### EXERCISE INSTRUCTIONS
Copy each of the entries below faithfully, setting aside any pictures.
## Start MATERIAL TO PROCESS
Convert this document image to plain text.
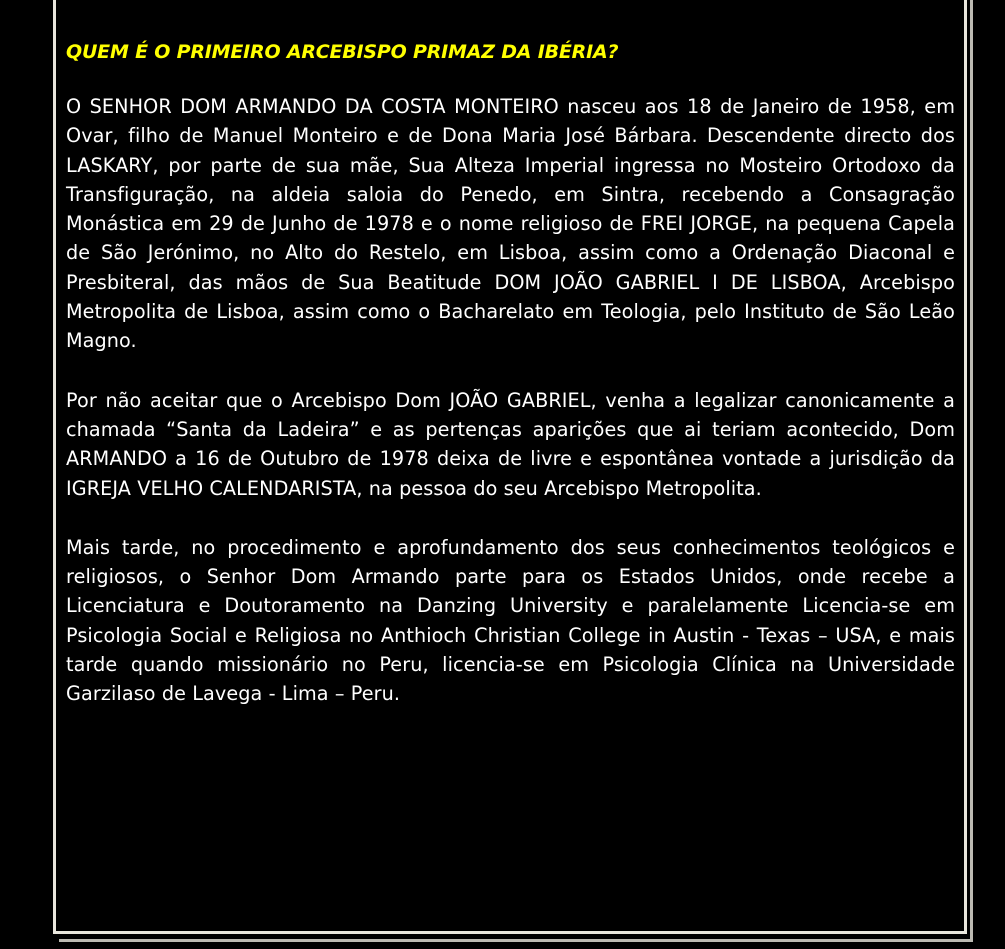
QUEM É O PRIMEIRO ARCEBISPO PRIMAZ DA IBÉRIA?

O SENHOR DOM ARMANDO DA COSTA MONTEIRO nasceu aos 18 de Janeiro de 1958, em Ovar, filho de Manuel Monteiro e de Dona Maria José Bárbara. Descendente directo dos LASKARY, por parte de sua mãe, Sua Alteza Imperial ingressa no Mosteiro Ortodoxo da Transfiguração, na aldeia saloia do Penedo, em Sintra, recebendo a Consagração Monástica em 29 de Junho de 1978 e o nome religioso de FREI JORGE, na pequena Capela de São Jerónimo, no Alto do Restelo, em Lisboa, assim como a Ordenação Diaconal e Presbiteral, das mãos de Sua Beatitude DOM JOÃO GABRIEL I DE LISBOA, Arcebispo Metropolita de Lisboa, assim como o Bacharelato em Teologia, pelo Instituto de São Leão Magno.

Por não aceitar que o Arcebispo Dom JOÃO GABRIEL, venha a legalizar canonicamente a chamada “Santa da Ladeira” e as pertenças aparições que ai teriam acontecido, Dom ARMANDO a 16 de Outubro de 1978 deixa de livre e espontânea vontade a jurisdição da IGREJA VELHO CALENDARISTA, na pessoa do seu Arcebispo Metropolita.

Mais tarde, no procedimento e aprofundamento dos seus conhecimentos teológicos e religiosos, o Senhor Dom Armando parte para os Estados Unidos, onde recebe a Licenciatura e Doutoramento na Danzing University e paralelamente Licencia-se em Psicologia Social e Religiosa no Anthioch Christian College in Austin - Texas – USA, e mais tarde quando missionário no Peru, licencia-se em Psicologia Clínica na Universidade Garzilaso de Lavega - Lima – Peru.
## End MATERIAL TO PROCESS
### RESULT BELOW
Convert this document image to plain text.
QUEM É O PRIMEIRO ARCEBISPO PRIMAZ DA IBÉRIA?

O SENHOR DOM ARMANDO DA COSTA MONTEIRO nasceu aos 18 de Janeiro de 1958, em Ovar, filho de Manuel Monteiro e de Dona Maria José Bárbara. Descendente directo dos LASKARY, por parte de sua mãe, Sua Alteza Imperial ingressa no Mosteiro Ortodoxo da Transfiguração, na aldeia saloia do Penedo, em Sintra, recebendo a Consagração Monástica em 29 de Junho de 1978 e o nome religioso de FREI JORGE, na pequena Capela de São Jerónimo, no Alto do Restelo, em Lisboa, assim como a Ordenação Diaconal e Presbiteral, das mãos de Sua Beatitude DOM JOÃO GABRIEL I DE LISBOA, Arcebispo Metropolita de Lisboa, assim como o Bacharelato em Teologia, pelo Instituto de São Leão Magno.

Por não aceitar que o Arcebispo Dom JOÃO GABRIEL, venha a legalizar canonicamente a chamada “Santa da Ladeira” e as pertenças aparições que ai teriam acontecido, Dom ARMANDO a 16 de Outubro de 1978 deixa de livre e espontânea vontade a jurisdição da IGREJA VELHO CALENDARISTA, na pessoa do seu Arcebispo Metropolita.

Mais tarde, no procedimento e aprofundamento dos seus conhecimentos teológicos e religiosos, o Senhor Dom Armando parte para os Estados Unidos, onde recebe a Licenciatura e Doutoramento na Danzing University e paralelamente Licencia-se em Psicologia Social e Religiosa no Anthioch Christian College in Austin - Texas – USA, e mais tarde quando missionário no Peru, licencia-se em Psicologia Clínica na Universidade Garzilaso de Lavega - Lima – Peru.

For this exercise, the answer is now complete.